__WHAT THE TASK REQUIRES__. Can all of these lines be returned exactly?
___ RAW DATA ___
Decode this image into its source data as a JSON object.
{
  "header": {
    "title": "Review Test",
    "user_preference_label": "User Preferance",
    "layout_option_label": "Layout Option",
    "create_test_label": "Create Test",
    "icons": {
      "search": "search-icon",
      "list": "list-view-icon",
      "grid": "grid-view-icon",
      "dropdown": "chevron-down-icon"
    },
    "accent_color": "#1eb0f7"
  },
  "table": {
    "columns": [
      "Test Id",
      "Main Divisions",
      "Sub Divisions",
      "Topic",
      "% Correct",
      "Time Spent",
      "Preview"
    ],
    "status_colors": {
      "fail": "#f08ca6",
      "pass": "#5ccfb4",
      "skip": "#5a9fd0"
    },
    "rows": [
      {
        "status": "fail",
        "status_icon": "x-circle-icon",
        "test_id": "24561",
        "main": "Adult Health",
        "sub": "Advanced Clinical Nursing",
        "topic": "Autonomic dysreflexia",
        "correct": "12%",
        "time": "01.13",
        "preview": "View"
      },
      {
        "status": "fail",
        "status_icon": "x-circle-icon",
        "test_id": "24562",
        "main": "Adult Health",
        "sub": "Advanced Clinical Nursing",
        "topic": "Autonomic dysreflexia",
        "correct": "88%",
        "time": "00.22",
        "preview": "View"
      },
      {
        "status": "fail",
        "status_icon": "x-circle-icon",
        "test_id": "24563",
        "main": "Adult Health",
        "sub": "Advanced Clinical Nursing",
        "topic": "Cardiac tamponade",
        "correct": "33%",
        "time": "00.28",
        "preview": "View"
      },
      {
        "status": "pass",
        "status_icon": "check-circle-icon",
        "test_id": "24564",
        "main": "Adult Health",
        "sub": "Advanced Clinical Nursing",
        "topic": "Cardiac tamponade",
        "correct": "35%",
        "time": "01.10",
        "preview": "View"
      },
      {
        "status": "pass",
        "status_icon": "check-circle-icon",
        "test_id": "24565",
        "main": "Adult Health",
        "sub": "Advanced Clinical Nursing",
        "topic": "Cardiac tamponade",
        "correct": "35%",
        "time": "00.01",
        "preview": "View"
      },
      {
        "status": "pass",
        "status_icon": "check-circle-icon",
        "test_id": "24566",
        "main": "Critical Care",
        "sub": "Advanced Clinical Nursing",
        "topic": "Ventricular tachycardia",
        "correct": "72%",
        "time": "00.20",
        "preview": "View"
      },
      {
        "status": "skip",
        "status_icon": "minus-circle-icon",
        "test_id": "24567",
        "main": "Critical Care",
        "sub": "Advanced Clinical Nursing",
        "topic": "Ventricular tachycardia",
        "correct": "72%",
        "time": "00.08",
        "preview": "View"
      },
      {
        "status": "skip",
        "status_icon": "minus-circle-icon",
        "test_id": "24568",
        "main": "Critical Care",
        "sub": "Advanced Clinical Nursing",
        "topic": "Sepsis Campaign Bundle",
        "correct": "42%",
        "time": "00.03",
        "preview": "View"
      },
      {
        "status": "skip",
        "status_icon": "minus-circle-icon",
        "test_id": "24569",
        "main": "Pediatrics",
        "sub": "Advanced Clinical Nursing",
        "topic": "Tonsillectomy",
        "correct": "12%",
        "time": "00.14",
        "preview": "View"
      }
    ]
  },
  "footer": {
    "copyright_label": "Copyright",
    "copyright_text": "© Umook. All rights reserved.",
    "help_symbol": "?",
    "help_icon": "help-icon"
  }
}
___
__CORRECT OUTPUT__.
Decode this image into its source data as a JSON object.
{
  "header": {
    "title": "Review Test",
    "user_preference_label": "User Preferance",
    "layout_option_label": "Layout Option",
    "create_test_label": "Create Test",
    "icons": {
      "search": "search-icon",
      "list": "list-view-icon",
      "grid": "grid-view-icon",
      "dropdown": "chevron-down-icon"
    },
    "accent_color": "#1eb0f7"
  },
  "table": {
    "columns": [
      "Test Id",
      "Main Divisions",
      "Sub Divisions",
      "Topic",
      "% Correct",
      "Time Spent",
      "Preview"
    ],
    "status_colors": {
      "fail": "#f08ca6",
      "pass": "#5ccfb4",
      "skip": "#5a9fd0"
    },
    "rows": [
      {
        "status": "fail",
        "status_icon": "x-circle-icon",
        "test_id": "24561",
        "main": "Adult Health",
        "sub": "Advanced Clinical Nursing",
        "topic": "Autonomic dysreflexia",
        "correct": "12%",
        "time": "01.13",
        "preview": "View"
      },
      {
        "status": "fail",
        "status_icon": "x-circle-icon",
        "test_id": "24562",
        "main": "Adult Health",
        "sub": "Advanced Clinical Nursing",
        "topic": "Autonomic dysreflexia",
        "correct": "88%",
        "time": "00.22",
        "preview": "View"
      },
      {
        "status": "fail",
        "status_icon": "x-circle-icon",
        "test_id": "24563",
        "main": "Adult Health",
        "sub": "Advanced Clinical Nursing",
        "topic": "Cardiac tamponade",
        "correct": "33%",
        "time": "00.28",
        "preview": "View"
      },
      {
        "status": "pass",
        "status_icon": "check-circle-icon",
        "test_id": "24564",
        "main": "Adult Health",
        "sub": "Advanced Clinical Nursing",
        "topic": "Cardiac tamponade",
        "correct": "35%",
        "time": "01.10",
        "preview": "View"
      },
      {
        "status": "pass",
        "status_icon": "check-circle-icon",
        "test_id": "24565",
        "main": "Adult Health",
        "sub": "Advanced Clinical Nursing",
        "topic": "Cardiac tamponade",
        "correct": "35%",
        "time": "00.01",
        "preview": "View"
      },
      {
        "status": "pass",
        "status_icon": "check-circle-icon",
        "test_id": "24566",
        "main": "Critical Care",
        "sub": "Advanced Clinical Nursing",
        "topic": "Ventricular tachycardia",
        "correct": "72%",
        "time": "00.20",
        "preview": "View"
      },
      {
        "status": "skip",
        "status_icon": "minus-circle-icon",
        "test_id": "24567",
        "main": "Critical Care",
        "sub": "Advanced Clinical Nursing",
        "topic": "Ventricular tachycardia",
        "correct": "72%",
        "time": "00.08",
        "preview": "View"
      },
      {
        "status": "skip",
        "status_icon": "minus-circle-icon",
        "test_id": "24568",
        "main": "Critical Care",
        "sub": "Advanced Clinical Nursing",
        "topic": "Sepsis Campaign Bundle",
        "correct": "42%",
        "time": "00.03",
        "preview": "View"
      },
      {
        "status": "skip",
        "status_icon": "minus-circle-icon",
        "test_id": "24569",
        "main": "Pediatrics",
        "sub": "Advanced Clinical Nursing",
        "topic": "Tonsillectomy",
        "correct": "12%",
        "time": "00.14",
        "preview": "View"
      }
    ]
  },
  "footer": {
    "copyright_label": "Copyright",
    "copyright_text": "© Umook. All rights reserved.",
    "help_symbol": "?",
    "help_icon": "help-icon"
  }
}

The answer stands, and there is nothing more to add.